Aim: Gather all lines from the material that contain "Similarity".

* * * * *

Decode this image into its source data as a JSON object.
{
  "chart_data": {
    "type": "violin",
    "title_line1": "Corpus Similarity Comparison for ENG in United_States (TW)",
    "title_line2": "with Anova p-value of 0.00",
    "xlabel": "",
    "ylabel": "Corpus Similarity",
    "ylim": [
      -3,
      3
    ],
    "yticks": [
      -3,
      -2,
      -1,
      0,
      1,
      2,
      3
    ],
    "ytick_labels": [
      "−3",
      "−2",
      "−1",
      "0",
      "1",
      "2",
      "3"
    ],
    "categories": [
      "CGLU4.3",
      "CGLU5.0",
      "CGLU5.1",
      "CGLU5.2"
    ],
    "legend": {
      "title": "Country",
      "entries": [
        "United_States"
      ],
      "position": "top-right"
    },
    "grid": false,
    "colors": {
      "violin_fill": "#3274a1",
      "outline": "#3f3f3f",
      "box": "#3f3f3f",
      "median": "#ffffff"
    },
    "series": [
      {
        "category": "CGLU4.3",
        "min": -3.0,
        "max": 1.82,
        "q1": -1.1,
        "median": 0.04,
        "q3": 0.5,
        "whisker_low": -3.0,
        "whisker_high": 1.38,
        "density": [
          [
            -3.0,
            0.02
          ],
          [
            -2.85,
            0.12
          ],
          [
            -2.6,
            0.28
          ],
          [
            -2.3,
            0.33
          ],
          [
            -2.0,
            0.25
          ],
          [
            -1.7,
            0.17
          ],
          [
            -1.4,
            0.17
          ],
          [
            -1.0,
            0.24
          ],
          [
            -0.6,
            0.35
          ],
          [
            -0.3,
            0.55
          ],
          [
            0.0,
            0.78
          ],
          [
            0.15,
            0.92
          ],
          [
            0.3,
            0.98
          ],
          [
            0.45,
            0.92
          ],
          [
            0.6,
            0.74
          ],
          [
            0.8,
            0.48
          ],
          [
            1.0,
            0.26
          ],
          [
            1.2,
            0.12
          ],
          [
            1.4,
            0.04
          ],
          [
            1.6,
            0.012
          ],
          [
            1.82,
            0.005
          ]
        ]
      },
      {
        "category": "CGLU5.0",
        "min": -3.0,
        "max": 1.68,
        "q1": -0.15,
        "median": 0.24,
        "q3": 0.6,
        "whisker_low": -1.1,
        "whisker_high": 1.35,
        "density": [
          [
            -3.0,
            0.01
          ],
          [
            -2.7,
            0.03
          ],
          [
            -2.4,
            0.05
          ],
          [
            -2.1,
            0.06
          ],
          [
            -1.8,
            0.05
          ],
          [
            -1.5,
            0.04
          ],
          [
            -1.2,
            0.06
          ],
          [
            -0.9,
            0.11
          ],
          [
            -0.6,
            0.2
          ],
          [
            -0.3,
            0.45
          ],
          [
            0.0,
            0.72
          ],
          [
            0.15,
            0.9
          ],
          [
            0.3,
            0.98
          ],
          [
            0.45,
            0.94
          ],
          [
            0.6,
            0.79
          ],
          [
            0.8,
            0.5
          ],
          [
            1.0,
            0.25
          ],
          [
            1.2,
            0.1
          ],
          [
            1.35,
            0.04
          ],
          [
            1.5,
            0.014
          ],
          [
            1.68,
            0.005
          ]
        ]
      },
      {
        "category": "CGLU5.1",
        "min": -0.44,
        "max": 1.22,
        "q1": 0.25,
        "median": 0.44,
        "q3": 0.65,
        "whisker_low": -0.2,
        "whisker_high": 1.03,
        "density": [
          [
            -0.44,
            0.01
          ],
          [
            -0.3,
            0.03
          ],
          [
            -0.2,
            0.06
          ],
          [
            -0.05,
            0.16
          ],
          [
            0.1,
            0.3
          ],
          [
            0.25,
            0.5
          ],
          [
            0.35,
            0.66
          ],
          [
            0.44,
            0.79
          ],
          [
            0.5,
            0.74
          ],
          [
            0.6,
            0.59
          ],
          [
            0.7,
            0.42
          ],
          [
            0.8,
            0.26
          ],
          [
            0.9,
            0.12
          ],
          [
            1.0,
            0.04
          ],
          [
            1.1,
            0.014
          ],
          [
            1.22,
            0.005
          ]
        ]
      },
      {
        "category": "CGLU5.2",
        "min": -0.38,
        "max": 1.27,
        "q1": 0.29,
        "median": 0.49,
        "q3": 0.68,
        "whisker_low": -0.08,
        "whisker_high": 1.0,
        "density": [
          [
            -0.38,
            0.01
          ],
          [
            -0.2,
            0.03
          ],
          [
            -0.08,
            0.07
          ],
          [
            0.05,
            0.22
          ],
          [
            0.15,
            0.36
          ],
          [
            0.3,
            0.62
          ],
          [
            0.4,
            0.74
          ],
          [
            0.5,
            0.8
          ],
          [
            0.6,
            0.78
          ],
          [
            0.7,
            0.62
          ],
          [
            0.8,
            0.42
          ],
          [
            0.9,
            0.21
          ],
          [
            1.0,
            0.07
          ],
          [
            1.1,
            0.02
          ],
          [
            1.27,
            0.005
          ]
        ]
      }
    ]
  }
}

* * * * *

Output for this exercise:
    "title_line1": "Corpus Similarity Comparison for ENG in United_States (TW)",
    "ylabel": "Corpus Similarity",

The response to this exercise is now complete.